GIVEN TASK: Repeat what the lines below say, word for word, and skip every image.

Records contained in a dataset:
::::
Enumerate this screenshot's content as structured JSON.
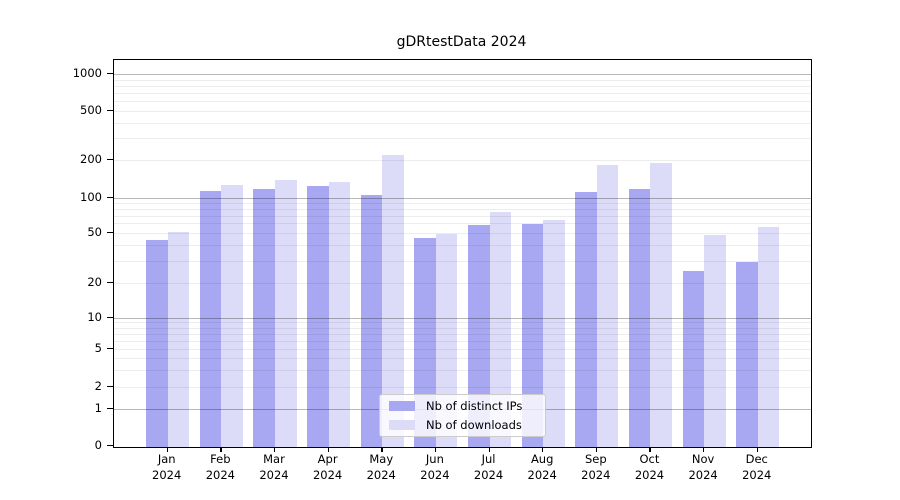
{
  "figure": {
    "title": "gDRtestData 2024"
  },
  "chart_data": {
    "type": "bar",
    "title": "gDRtestData 2024",
    "categories": [
      "Jan 2024",
      "Feb 2024",
      "Mar 2024",
      "Apr 2024",
      "May 2024",
      "Jun 2024",
      "Jul 2024",
      "Aug 2024",
      "Sep 2024",
      "Oct 2024",
      "Nov 2024",
      "Dec 2024"
    ],
    "series": [
      {
        "name": "Nb of distinct IPs",
        "color": "#a8a8f2",
        "values": [
          44,
          114,
          118,
          125,
          106,
          45,
          58,
          60,
          112,
          117,
          25,
          29
        ]
      },
      {
        "name": "Nb of downloads",
        "color": "#dcdcf8",
        "values": [
          51,
          127,
          138,
          134,
          218,
          49,
          76,
          64,
          182,
          190,
          48,
          56
        ]
      }
    ],
    "xlabel": "",
    "ylabel": "",
    "y_axis": {
      "scale": "symlog",
      "tick_values": [
        0,
        1,
        2,
        5,
        10,
        20,
        50,
        100,
        200,
        500,
        1000
      ],
      "tick_labels": [
        "0",
        "1",
        "2",
        "5",
        "10",
        "20",
        "50",
        "100",
        "200",
        "500",
        "1000"
      ],
      "ylim": [
        0,
        1300
      ]
    },
    "grid": "horizontal log major+minor gridlines drawn over bars",
    "legend_position": "lower center inside plot"
  },
  "legend": {
    "items": [
      {
        "label": "Nb of distinct IPs"
      },
      {
        "label": "Nb of downloads"
      }
    ]
  }
}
::::
PROBLEM SOLUTION:
Enumerate this screenshot's content as structured JSON.
{
  "figure": {
    "title": "gDRtestData 2024"
  },
  "chart_data": {
    "type": "bar",
    "title": "gDRtestData 2024",
    "categories": [
      "Jan 2024",
      "Feb 2024",
      "Mar 2024",
      "Apr 2024",
      "May 2024",
      "Jun 2024",
      "Jul 2024",
      "Aug 2024",
      "Sep 2024",
      "Oct 2024",
      "Nov 2024",
      "Dec 2024"
    ],
    "series": [
      {
        "name": "Nb of distinct IPs",
        "color": "#a8a8f2",
        "values": [
          44,
          114,
          118,
          125,
          106,
          45,
          58,
          60,
          112,
          117,
          25,
          29
        ]
      },
      {
        "name": "Nb of downloads",
        "color": "#dcdcf8",
        "values": [
          51,
          127,
          138,
          134,
          218,
          49,
          76,
          64,
          182,
          190,
          48,
          56
        ]
      }
    ],
    "xlabel": "",
    "ylabel": "",
    "y_axis": {
      "scale": "symlog",
      "tick_values": [
        0,
        1,
        2,
        5,
        10,
        20,
        50,
        100,
        200,
        500,
        1000
      ],
      "tick_labels": [
        "0",
        "1",
        "2",
        "5",
        "10",
        "20",
        "50",
        "100",
        "200",
        "500",
        "1000"
      ],
      "ylim": [
        0,
        1300
      ]
    },
    "grid": "horizontal log major+minor gridlines drawn over bars",
    "legend_position": "lower center inside plot"
  },
  "legend": {
    "items": [
      {
        "label": "Nb of distinct IPs"
      },
      {
        "label": "Nb of downloads"
      }
    ]
  }
}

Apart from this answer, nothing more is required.